— EXERCISE PROMPT —
In the entries below, find the lines with the word "NOMAFSI" and copy them.

--- START LISTED RECORDS ---

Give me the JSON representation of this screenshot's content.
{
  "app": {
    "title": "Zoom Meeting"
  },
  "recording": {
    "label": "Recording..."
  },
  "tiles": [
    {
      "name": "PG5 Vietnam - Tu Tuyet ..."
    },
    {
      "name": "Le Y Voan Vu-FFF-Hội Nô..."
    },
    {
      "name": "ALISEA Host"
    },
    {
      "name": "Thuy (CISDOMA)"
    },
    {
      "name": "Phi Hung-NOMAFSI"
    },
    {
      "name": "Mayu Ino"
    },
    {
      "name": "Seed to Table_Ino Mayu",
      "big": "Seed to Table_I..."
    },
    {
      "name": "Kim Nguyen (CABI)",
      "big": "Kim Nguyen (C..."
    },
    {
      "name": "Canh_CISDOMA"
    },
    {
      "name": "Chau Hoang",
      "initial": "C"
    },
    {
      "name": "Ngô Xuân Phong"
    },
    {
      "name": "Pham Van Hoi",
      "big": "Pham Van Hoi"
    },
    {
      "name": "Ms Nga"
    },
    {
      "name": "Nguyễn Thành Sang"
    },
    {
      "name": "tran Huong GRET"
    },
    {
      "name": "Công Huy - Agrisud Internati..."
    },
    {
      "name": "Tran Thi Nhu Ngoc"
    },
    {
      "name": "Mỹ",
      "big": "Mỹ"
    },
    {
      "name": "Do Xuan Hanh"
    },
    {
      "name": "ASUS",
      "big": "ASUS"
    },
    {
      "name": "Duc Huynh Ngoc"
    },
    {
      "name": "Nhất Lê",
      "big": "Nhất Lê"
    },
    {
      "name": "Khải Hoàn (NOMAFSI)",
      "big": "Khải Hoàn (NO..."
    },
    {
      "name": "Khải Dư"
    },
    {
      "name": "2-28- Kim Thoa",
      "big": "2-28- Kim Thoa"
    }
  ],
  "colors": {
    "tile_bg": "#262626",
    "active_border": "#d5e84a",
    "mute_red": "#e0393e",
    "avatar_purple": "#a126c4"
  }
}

--- END LISTED RECORDS ---

— EXPECTED ANSWER —
      "name": "Phi Hung-NOMAFSI"
      "name": "Khải Hoàn (NOMAFSI)",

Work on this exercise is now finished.